Entries from a dataset

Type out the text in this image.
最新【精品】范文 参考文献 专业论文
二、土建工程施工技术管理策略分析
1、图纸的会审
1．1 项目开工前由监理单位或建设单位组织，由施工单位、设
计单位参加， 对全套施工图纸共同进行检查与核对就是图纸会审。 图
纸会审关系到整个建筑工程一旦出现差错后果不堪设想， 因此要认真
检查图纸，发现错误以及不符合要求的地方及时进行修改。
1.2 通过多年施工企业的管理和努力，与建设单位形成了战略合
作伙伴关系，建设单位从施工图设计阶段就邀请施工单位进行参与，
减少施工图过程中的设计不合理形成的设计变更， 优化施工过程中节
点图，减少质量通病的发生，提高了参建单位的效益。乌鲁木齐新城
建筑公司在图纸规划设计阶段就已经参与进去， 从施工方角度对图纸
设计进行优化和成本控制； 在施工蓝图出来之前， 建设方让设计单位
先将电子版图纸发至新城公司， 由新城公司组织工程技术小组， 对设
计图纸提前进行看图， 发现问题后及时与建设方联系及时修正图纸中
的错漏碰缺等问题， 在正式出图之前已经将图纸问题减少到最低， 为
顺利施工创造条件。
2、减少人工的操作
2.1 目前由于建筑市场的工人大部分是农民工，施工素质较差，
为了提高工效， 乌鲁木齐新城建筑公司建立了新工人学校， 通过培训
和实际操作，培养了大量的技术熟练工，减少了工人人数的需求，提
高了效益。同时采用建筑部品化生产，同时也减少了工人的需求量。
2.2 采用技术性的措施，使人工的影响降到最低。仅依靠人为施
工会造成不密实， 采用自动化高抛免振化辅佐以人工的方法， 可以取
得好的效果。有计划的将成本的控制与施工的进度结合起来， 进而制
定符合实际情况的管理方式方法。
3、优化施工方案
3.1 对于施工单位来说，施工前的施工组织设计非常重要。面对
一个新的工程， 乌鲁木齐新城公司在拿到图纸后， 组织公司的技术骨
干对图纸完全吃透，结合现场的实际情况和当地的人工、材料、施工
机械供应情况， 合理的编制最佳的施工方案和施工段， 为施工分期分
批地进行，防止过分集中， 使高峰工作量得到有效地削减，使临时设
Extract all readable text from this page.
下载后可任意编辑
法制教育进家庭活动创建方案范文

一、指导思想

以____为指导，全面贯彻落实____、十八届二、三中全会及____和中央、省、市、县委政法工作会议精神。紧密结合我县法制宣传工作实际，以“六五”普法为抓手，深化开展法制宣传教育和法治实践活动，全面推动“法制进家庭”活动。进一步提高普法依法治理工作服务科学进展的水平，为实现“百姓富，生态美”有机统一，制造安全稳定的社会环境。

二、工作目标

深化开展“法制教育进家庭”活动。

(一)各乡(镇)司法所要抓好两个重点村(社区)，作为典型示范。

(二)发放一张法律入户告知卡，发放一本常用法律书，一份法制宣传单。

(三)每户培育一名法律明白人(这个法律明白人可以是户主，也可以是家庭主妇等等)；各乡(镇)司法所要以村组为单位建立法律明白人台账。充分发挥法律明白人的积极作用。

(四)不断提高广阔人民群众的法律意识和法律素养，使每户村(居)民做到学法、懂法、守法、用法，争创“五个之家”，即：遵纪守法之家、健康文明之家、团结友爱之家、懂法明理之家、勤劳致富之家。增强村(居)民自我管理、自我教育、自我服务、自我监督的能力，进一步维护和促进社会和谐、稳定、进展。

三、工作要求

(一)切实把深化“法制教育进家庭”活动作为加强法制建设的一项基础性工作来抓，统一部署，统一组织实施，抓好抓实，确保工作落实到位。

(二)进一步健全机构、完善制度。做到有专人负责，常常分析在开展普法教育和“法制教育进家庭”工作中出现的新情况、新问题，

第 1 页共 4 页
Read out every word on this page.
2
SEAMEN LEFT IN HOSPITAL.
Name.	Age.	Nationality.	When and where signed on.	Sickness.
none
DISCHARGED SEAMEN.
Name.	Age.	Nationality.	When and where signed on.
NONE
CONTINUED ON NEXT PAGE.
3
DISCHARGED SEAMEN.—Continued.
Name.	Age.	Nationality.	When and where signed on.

▶ **Written exercise**: Each record above should be output again exactly.

▶ **The solution**:
Type out the text in this image.
最新【精品】范文 参考文献 专业论文
二、土建工程施工技术管理策略分析
1、图纸的会审
1．1 项目开工前由监理单位或建设单位组织，由施工单位、设
计单位参加， 对全套施工图纸共同进行检查与核对就是图纸会审。 图
纸会审关系到整个建筑工程一旦出现差错后果不堪设想， 因此要认真
检查图纸，发现错误以及不符合要求的地方及时进行修改。
1.2 通过多年施工企业的管理和努力，与建设单位形成了战略合
作伙伴关系，建设单位从施工图设计阶段就邀请施工单位进行参与，
减少施工图过程中的设计不合理形成的设计变更， 优化施工过程中节
点图，减少质量通病的发生，提高了参建单位的效益。乌鲁木齐新城
建筑公司在图纸规划设计阶段就已经参与进去， 从施工方角度对图纸
设计进行优化和成本控制； 在施工蓝图出来之前， 建设方让设计单位
先将电子版图纸发至新城公司， 由新城公司组织工程技术小组， 对设
计图纸提前进行看图， 发现问题后及时与建设方联系及时修正图纸中
的错漏碰缺等问题， 在正式出图之前已经将图纸问题减少到最低， 为
顺利施工创造条件。
2、减少人工的操作
2.1 目前由于建筑市场的工人大部分是农民工，施工素质较差，
为了提高工效， 乌鲁木齐新城建筑公司建立了新工人学校， 通过培训
和实际操作，培养了大量的技术熟练工，减少了工人人数的需求，提
高了效益。同时采用建筑部品化生产，同时也减少了工人的需求量。
2.2 采用技术性的措施，使人工的影响降到最低。仅依靠人为施
工会造成不密实， 采用自动化高抛免振化辅佐以人工的方法， 可以取
得好的效果。有计划的将成本的控制与施工的进度结合起来， 进而制
定符合实际情况的管理方式方法。
3、优化施工方案
3.1 对于施工单位来说，施工前的施工组织设计非常重要。面对
一个新的工程， 乌鲁木齐新城公司在拿到图纸后， 组织公司的技术骨
干对图纸完全吃透，结合现场的实际情况和当地的人工、材料、施工
机械供应情况， 合理的编制最佳的施工方案和施工段， 为施工分期分
批地进行，防止过分集中， 使高峰工作量得到有效地削减，使临时设
Extract all readable text from this page.
下载后可任意编辑
法制教育进家庭活动创建方案范文

一、指导思想

以____为指导，全面贯彻落实____、十八届二、三中全会及____和中央、省、市、县委政法工作会议精神。紧密结合我县法制宣传工作实际，以“六五”普法为抓手，深化开展法制宣传教育和法治实践活动，全面推动“法制进家庭”活动。进一步提高普法依法治理工作服务科学进展的水平，为实现“百姓富，生态美”有机统一，制造安全稳定的社会环境。

二、工作目标

深化开展“法制教育进家庭”活动。

(一)各乡(镇)司法所要抓好两个重点村(社区)，作为典型示范。

(二)发放一张法律入户告知卡，发放一本常用法律书，一份法制宣传单。

(三)每户培育一名法律明白人(这个法律明白人可以是户主，也可以是家庭主妇等等)；各乡(镇)司法所要以村组为单位建立法律明白人台账。充分发挥法律明白人的积极作用。

(四)不断提高广阔人民群众的法律意识和法律素养，使每户村(居)民做到学法、懂法、守法、用法，争创“五个之家”，即：遵纪守法之家、健康文明之家、团结友爱之家、懂法明理之家、勤劳致富之家。增强村(居)民自我管理、自我教育、自我服务、自我监督的能力，进一步维护和促进社会和谐、稳定、进展。

三、工作要求

(一)切实把深化“法制教育进家庭”活动作为加强法制建设的一项基础性工作来抓，统一部署，统一组织实施，抓好抓实，确保工作落实到位。

(二)进一步健全机构、完善制度。做到有专人负责，常常分析在开展普法教育和“法制教育进家庭”工作中出现的新情况、新问题，

第 1 页共 4 页
Read out every word on this page.
2
SEAMEN LEFT IN HOSPITAL.
Name.	Age.	Nationality.	When and where signed on.	Sickness.
none
DISCHARGED SEAMEN.
Name.	Age.	Nationality.	When and where signed on.
NONE
CONTINUED ON NEXT PAGE.
3
DISCHARGED SEAMEN.—Continued.
Name.	Age.	Nationality.	When and where signed on.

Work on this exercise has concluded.